<<<<
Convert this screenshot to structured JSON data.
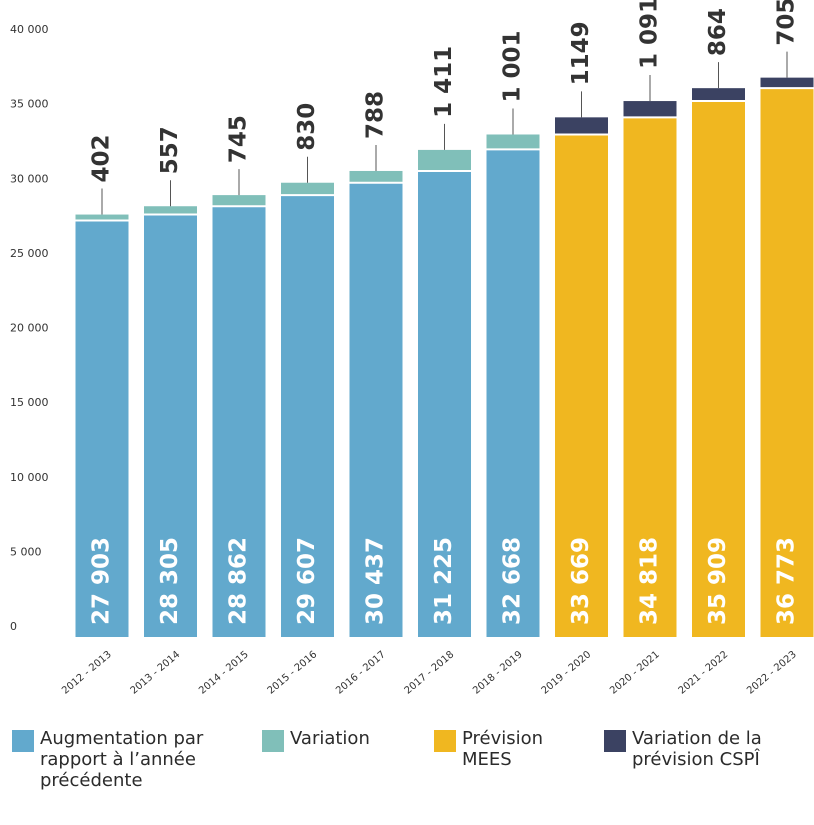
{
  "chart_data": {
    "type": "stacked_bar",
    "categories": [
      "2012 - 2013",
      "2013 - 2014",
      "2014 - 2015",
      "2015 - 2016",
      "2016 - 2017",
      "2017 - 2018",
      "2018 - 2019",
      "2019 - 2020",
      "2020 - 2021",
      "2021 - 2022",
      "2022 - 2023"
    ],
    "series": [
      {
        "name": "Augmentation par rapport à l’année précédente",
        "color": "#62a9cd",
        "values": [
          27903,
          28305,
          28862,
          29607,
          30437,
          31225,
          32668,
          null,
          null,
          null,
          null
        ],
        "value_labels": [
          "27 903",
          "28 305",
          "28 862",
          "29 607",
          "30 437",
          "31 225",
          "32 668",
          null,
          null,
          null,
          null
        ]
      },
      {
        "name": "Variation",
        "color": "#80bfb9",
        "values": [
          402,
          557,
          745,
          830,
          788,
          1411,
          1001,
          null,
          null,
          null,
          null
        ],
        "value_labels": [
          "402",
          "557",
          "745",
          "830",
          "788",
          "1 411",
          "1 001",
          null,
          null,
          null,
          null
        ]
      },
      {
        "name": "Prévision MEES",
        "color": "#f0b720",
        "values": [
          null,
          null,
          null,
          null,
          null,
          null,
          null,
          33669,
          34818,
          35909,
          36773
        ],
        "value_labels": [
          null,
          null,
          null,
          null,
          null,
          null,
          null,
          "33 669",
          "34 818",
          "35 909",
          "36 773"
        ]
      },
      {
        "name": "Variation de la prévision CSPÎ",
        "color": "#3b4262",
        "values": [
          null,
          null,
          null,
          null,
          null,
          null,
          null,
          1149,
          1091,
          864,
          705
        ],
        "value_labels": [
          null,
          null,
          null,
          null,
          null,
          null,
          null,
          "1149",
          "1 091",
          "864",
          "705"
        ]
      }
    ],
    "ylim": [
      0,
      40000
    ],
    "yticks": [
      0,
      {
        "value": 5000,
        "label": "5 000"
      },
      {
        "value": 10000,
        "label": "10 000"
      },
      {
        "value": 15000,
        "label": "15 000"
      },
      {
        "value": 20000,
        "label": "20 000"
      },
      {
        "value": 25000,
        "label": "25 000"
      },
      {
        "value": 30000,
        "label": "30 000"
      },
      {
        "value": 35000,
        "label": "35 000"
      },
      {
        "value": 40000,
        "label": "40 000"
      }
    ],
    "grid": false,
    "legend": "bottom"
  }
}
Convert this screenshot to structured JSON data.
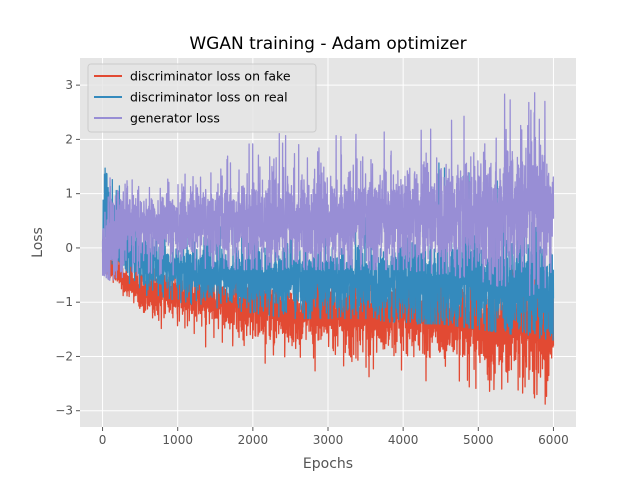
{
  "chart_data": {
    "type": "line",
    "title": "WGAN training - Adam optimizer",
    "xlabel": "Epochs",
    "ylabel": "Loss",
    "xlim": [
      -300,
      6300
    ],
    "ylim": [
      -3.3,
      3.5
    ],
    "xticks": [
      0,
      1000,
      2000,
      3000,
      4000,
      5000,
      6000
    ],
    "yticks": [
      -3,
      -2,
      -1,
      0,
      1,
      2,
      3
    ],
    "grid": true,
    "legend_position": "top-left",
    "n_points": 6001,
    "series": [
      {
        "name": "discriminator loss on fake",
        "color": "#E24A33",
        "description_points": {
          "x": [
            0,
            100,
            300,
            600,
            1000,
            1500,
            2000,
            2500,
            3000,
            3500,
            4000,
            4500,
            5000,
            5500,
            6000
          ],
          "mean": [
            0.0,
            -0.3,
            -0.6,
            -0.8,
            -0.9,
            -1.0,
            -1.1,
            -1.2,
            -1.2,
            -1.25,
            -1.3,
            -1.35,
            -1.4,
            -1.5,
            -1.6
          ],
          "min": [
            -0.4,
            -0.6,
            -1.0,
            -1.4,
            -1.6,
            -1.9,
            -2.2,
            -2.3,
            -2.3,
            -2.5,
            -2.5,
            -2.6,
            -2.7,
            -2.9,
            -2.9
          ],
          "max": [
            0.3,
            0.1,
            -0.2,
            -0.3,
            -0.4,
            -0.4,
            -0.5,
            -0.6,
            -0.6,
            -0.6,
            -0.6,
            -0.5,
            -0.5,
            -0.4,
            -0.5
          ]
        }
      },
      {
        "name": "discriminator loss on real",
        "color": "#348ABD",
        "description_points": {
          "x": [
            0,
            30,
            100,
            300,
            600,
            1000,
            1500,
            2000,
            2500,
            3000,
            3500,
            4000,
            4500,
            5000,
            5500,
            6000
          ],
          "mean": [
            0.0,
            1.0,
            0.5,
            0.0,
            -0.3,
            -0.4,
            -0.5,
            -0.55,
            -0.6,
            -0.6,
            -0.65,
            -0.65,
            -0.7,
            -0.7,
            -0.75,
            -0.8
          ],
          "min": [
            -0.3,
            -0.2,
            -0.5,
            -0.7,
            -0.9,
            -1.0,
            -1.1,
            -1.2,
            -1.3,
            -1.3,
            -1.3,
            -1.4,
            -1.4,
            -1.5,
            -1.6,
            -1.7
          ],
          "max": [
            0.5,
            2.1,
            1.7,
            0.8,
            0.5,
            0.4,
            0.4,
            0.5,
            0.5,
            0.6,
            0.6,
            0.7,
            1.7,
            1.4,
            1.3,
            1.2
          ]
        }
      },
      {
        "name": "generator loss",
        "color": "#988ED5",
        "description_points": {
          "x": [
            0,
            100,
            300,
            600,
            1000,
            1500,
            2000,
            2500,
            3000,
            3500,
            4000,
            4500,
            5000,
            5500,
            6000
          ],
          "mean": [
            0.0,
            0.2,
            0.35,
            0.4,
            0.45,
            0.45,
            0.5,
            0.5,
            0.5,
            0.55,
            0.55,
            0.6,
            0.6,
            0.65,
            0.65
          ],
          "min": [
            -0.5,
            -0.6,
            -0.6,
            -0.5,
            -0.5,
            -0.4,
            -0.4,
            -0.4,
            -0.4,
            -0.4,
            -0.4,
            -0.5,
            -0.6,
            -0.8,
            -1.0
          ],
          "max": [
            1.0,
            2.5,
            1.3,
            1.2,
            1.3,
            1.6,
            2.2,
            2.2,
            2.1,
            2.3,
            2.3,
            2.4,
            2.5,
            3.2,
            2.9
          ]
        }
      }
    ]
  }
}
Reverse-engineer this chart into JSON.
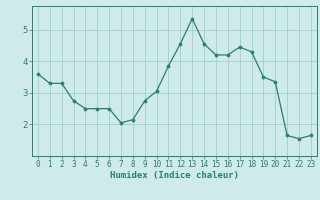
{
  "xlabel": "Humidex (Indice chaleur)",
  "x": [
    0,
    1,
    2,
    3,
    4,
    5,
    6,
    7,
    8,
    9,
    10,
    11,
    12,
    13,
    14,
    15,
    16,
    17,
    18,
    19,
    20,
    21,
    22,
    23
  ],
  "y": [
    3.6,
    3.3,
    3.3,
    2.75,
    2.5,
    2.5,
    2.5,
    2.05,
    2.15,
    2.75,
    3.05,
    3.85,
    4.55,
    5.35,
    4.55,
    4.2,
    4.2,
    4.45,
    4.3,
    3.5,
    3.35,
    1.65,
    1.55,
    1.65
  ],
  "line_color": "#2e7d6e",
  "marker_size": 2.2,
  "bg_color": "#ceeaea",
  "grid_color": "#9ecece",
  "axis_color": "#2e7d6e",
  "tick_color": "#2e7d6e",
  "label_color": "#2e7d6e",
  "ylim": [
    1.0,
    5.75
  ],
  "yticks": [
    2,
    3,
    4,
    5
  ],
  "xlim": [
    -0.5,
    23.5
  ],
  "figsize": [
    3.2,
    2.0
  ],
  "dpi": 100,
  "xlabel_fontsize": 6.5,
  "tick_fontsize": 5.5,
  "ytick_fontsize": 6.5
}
>>>>
<<<<
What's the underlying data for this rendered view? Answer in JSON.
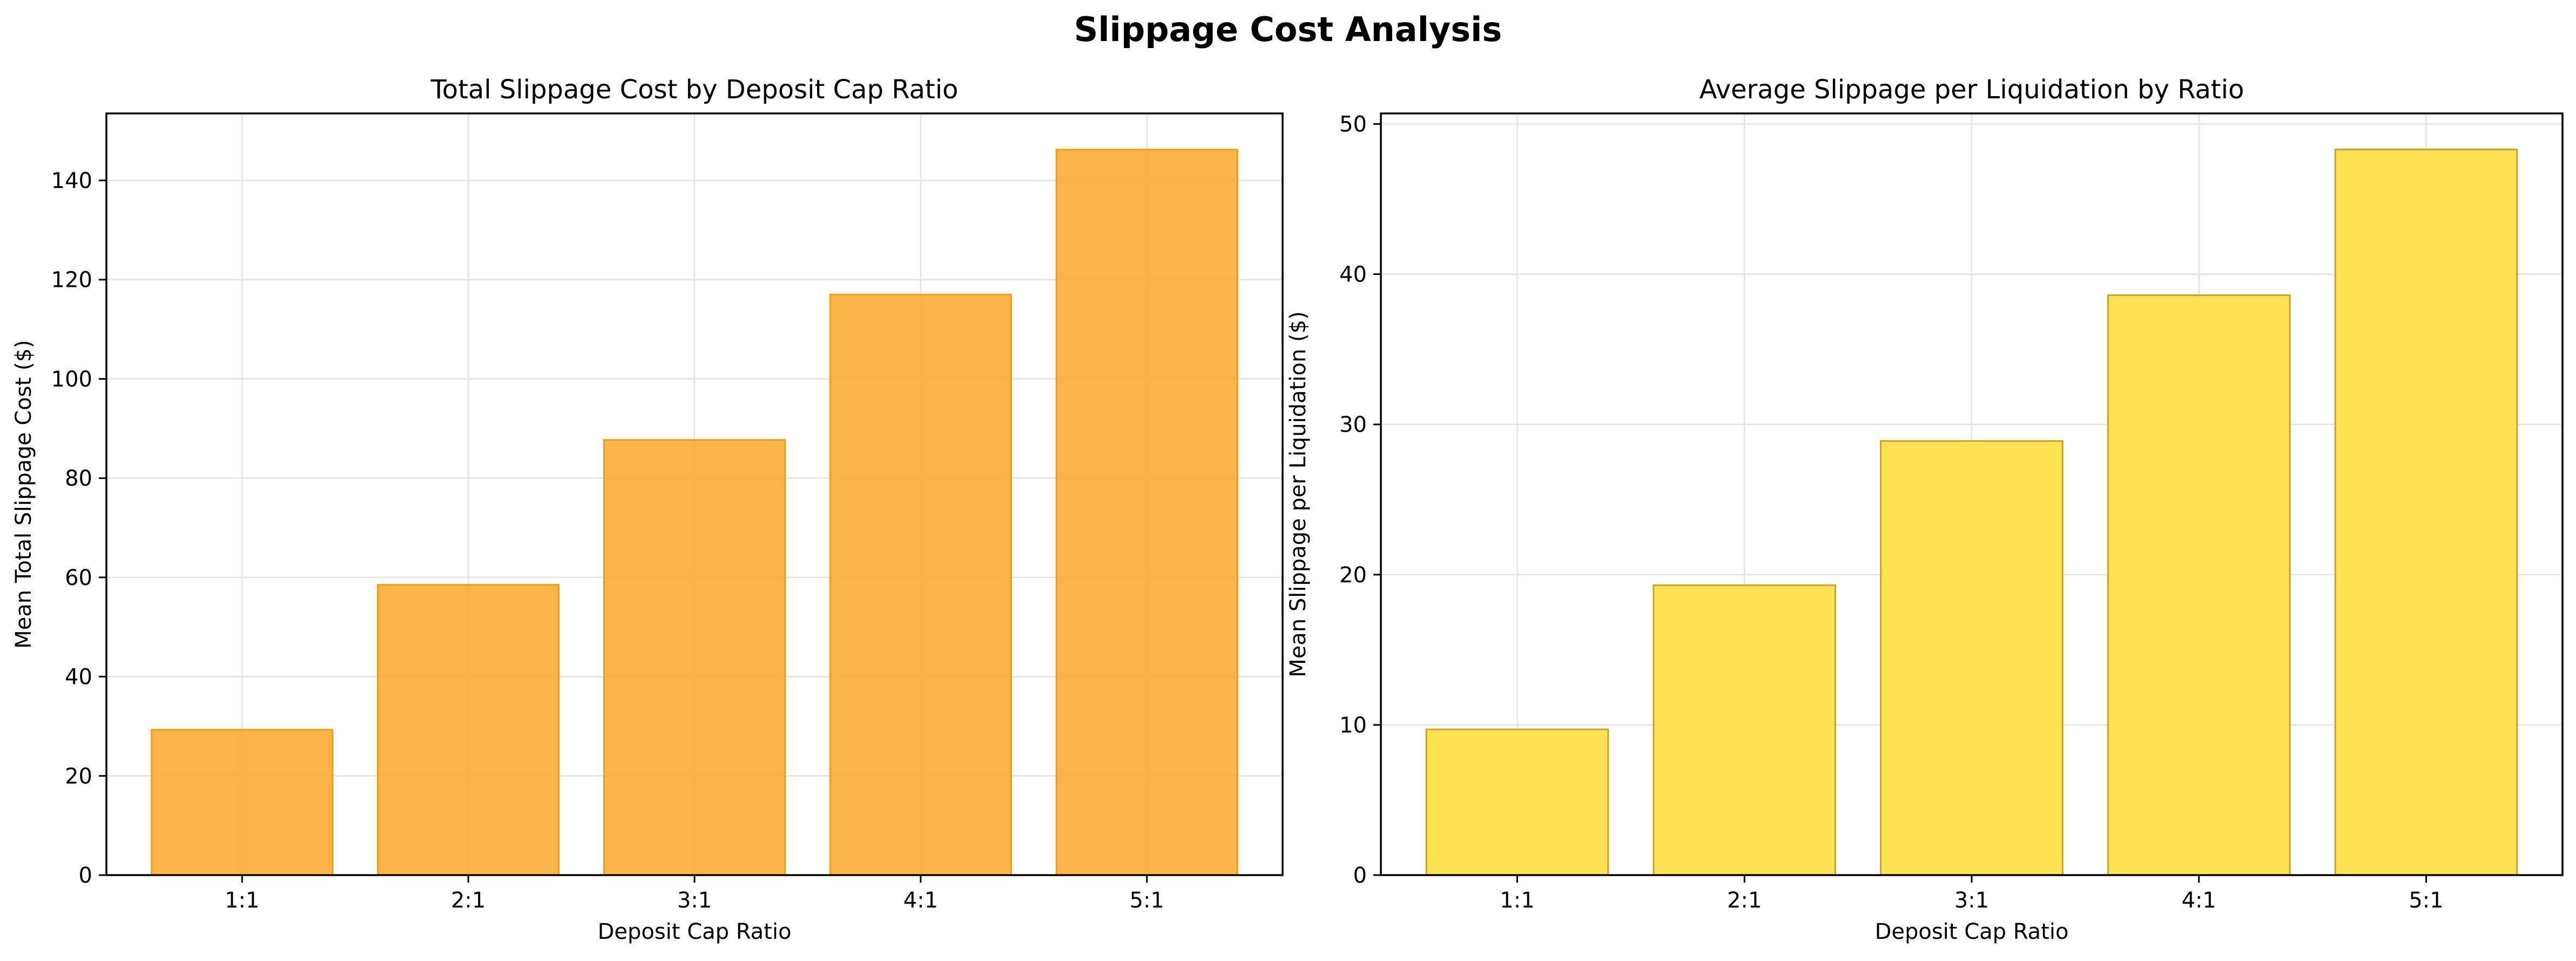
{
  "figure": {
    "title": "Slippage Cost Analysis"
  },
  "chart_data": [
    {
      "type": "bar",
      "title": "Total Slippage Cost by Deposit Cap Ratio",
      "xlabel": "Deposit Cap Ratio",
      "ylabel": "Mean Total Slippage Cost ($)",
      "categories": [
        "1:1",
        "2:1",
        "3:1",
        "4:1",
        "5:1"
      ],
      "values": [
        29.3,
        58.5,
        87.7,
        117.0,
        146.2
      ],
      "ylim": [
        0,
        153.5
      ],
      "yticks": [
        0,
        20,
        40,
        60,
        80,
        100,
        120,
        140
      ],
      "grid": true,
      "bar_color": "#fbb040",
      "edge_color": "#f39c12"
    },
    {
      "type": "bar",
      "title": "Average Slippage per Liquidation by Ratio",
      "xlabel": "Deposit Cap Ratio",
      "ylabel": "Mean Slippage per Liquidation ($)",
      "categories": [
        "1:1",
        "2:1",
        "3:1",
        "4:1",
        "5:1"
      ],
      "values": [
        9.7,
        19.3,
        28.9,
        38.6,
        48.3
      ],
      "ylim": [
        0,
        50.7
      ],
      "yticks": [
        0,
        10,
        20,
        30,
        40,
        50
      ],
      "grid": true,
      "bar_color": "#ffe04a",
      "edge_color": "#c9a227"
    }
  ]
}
>>>>
<<<<
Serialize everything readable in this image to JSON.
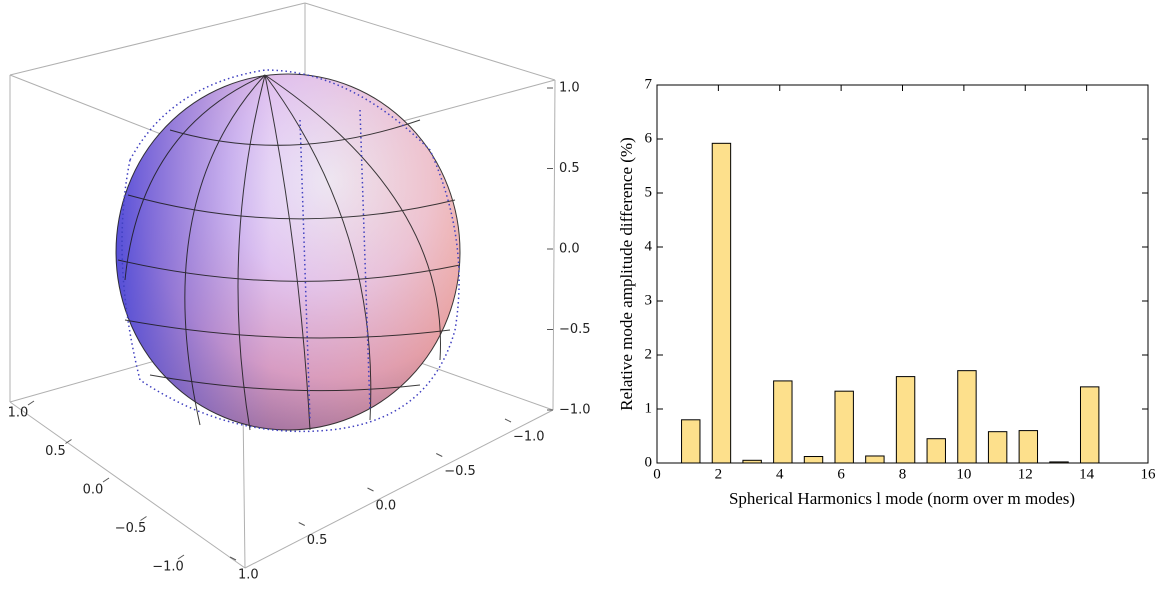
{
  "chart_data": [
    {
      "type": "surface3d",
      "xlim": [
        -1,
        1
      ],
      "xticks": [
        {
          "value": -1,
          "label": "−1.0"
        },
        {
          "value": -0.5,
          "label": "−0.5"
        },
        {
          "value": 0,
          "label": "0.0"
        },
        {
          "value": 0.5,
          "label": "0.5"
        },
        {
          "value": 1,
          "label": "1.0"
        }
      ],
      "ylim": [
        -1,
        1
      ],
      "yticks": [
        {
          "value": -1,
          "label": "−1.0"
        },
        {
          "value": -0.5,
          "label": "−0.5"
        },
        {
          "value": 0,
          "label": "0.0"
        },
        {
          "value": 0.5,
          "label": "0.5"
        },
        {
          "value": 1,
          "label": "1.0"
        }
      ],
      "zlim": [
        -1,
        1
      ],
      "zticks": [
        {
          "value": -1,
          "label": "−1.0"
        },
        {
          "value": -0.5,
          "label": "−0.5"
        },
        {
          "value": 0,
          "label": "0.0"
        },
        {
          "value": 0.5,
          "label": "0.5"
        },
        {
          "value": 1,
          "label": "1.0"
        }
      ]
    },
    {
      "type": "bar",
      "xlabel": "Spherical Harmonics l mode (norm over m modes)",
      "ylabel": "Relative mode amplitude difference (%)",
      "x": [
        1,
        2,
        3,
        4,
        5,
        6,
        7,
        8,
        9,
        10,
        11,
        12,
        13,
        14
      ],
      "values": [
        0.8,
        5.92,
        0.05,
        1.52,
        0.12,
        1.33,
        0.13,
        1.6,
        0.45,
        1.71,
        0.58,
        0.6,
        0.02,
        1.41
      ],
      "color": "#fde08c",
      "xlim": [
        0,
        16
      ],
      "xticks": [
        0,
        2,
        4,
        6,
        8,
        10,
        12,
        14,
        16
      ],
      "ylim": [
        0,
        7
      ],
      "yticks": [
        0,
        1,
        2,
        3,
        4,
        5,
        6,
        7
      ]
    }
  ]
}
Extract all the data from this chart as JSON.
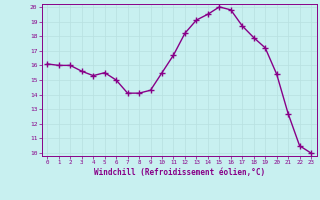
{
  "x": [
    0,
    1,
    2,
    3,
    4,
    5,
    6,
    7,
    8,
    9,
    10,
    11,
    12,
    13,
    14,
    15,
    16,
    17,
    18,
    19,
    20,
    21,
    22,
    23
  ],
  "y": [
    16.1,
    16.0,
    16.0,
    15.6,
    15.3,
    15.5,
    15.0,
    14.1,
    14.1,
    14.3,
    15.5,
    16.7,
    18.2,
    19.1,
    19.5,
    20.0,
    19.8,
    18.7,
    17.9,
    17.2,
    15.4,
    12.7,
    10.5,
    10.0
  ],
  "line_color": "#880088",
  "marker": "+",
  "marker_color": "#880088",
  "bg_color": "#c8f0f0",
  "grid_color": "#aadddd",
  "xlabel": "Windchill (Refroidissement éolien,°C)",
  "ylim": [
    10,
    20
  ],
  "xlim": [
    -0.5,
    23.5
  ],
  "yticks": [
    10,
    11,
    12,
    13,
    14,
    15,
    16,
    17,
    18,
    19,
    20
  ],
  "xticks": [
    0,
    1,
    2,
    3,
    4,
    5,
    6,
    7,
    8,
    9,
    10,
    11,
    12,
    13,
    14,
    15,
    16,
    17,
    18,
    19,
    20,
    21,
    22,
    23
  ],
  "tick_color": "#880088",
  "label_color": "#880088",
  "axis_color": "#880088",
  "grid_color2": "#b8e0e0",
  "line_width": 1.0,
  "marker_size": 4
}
>>>>
■ Problem to solve ■
Using the listing, collect all lines in which the string "discriminator" is found.

■ Result ■
        "name": "discriminator loss on fake",
        "name": "discriminator loss on real",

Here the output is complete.